### BRIEF:
Your output should repeat the entries below exactly. It should contain no images.

### DATA IN THIS EXERCISE:
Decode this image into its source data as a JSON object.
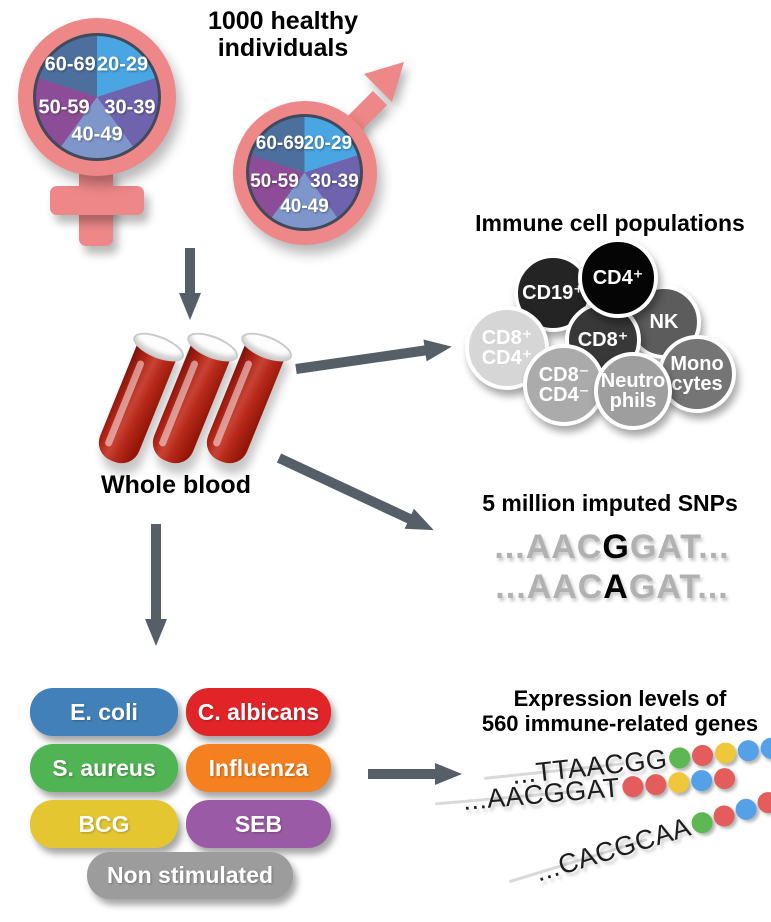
{
  "header": {
    "title_line1": "1000 healthy",
    "title_line2": "individuals"
  },
  "demographics": {
    "age_groups": [
      "20-29",
      "30-39",
      "40-49",
      "50-59",
      "60-69"
    ],
    "pie_slice_colors": [
      "#4aa5e3",
      "#7063ae",
      "#7f96cb",
      "#8d4c97",
      "#4d6f9d"
    ],
    "symbol_color": "#ee8788",
    "pie_border_color": "#404a5a"
  },
  "whole_blood": {
    "label": "Whole blood"
  },
  "arrows": {
    "color": "#565e68"
  },
  "immune": {
    "title": "Immune cell populations",
    "cells": [
      {
        "name": "cd19-pos",
        "lines": [
          "CD19⁺"
        ],
        "color": "#242424"
      },
      {
        "name": "nk",
        "lines": [
          "NK"
        ],
        "color": "#5c5c5c"
      },
      {
        "name": "cd8-pos",
        "lines": [
          "CD8⁺"
        ],
        "color": "#383838"
      },
      {
        "name": "cd4-pos",
        "lines": [
          "CD4⁺"
        ],
        "color": "#050505"
      },
      {
        "name": "cd8-pos-cd4-pos",
        "lines": [
          "CD8⁺",
          "CD4⁺"
        ],
        "color": "#d6d6d6"
      },
      {
        "name": "monocytes",
        "lines": [
          "Mono",
          "cytes"
        ],
        "color": "#757575"
      },
      {
        "name": "cd8-neg-cd4-neg",
        "lines": [
          "CD8⁻",
          "CD4⁻"
        ],
        "color": "#ababab"
      },
      {
        "name": "neutrophils",
        "lines": [
          "Neutro",
          "phils"
        ],
        "color": "#9e9e9e"
      }
    ]
  },
  "snps": {
    "title": "5 million imputed SNPs",
    "sequences": [
      {
        "pre": "...AAC",
        "variant": "G",
        "post": "GAT..."
      },
      {
        "pre": "...AAC",
        "variant": "A",
        "post": "GAT..."
      }
    ]
  },
  "stimuli": {
    "items": [
      {
        "label": "E. coli",
        "color": "#4180b8"
      },
      {
        "label": "C. albicans",
        "color": "#e12428"
      },
      {
        "label": "S. aureus",
        "color": "#50b354"
      },
      {
        "label": "Influenza",
        "color": "#f5801f"
      },
      {
        "label": "BCG",
        "color": "#e4c730"
      },
      {
        "label": "SEB",
        "color": "#9b5aa5"
      },
      {
        "label": "Non stimulated",
        "color": "#9c9c9c"
      }
    ]
  },
  "expression": {
    "title_line1": "Expression levels of",
    "title_line2": "560 immune-related genes",
    "dot_colors": {
      "green": "#5db854",
      "red": "#e45c5c",
      "yellow": "#eec73a",
      "blue": "#55a1e8"
    },
    "strands": [
      {
        "sequence": "...TTAACGG",
        "dots": [
          "green",
          "red",
          "yellow",
          "blue",
          "blue"
        ]
      },
      {
        "sequence": "...AACGGAT",
        "dots": [
          "red",
          "red",
          "yellow",
          "blue",
          "red"
        ]
      },
      {
        "sequence": "...CACGCAA",
        "dots": [
          "green",
          "red",
          "blue",
          "red",
          "red"
        ]
      }
    ]
  }
}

### RESPONSE TO THE EXERCISE:
Decode this image into its source data as a JSON object.
{
  "header": {
    "title_line1": "1000 healthy",
    "title_line2": "individuals"
  },
  "demographics": {
    "age_groups": [
      "20-29",
      "30-39",
      "40-49",
      "50-59",
      "60-69"
    ],
    "pie_slice_colors": [
      "#4aa5e3",
      "#7063ae",
      "#7f96cb",
      "#8d4c97",
      "#4d6f9d"
    ],
    "symbol_color": "#ee8788",
    "pie_border_color": "#404a5a"
  },
  "whole_blood": {
    "label": "Whole blood"
  },
  "arrows": {
    "color": "#565e68"
  },
  "immune": {
    "title": "Immune cell populations",
    "cells": [
      {
        "name": "cd19-pos",
        "lines": [
          "CD19⁺"
        ],
        "color": "#242424"
      },
      {
        "name": "nk",
        "lines": [
          "NK"
        ],
        "color": "#5c5c5c"
      },
      {
        "name": "cd8-pos",
        "lines": [
          "CD8⁺"
        ],
        "color": "#383838"
      },
      {
        "name": "cd4-pos",
        "lines": [
          "CD4⁺"
        ],
        "color": "#050505"
      },
      {
        "name": "cd8-pos-cd4-pos",
        "lines": [
          "CD8⁺",
          "CD4⁺"
        ],
        "color": "#d6d6d6"
      },
      {
        "name": "monocytes",
        "lines": [
          "Mono",
          "cytes"
        ],
        "color": "#757575"
      },
      {
        "name": "cd8-neg-cd4-neg",
        "lines": [
          "CD8⁻",
          "CD4⁻"
        ],
        "color": "#ababab"
      },
      {
        "name": "neutrophils",
        "lines": [
          "Neutro",
          "phils"
        ],
        "color": "#9e9e9e"
      }
    ]
  },
  "snps": {
    "title": "5 million imputed SNPs",
    "sequences": [
      {
        "pre": "...AAC",
        "variant": "G",
        "post": "GAT..."
      },
      {
        "pre": "...AAC",
        "variant": "A",
        "post": "GAT..."
      }
    ]
  },
  "stimuli": {
    "items": [
      {
        "label": "E. coli",
        "color": "#4180b8"
      },
      {
        "label": "C. albicans",
        "color": "#e12428"
      },
      {
        "label": "S. aureus",
        "color": "#50b354"
      },
      {
        "label": "Influenza",
        "color": "#f5801f"
      },
      {
        "label": "BCG",
        "color": "#e4c730"
      },
      {
        "label": "SEB",
        "color": "#9b5aa5"
      },
      {
        "label": "Non stimulated",
        "color": "#9c9c9c"
      }
    ]
  },
  "expression": {
    "title_line1": "Expression levels of",
    "title_line2": "560 immune-related genes",
    "dot_colors": {
      "green": "#5db854",
      "red": "#e45c5c",
      "yellow": "#eec73a",
      "blue": "#55a1e8"
    },
    "strands": [
      {
        "sequence": "...TTAACGG",
        "dots": [
          "green",
          "red",
          "yellow",
          "blue",
          "blue"
        ]
      },
      {
        "sequence": "...AACGGAT",
        "dots": [
          "red",
          "red",
          "yellow",
          "blue",
          "red"
        ]
      },
      {
        "sequence": "...CACGCAA",
        "dots": [
          "green",
          "red",
          "blue",
          "red",
          "red"
        ]
      }
    ]
  }
}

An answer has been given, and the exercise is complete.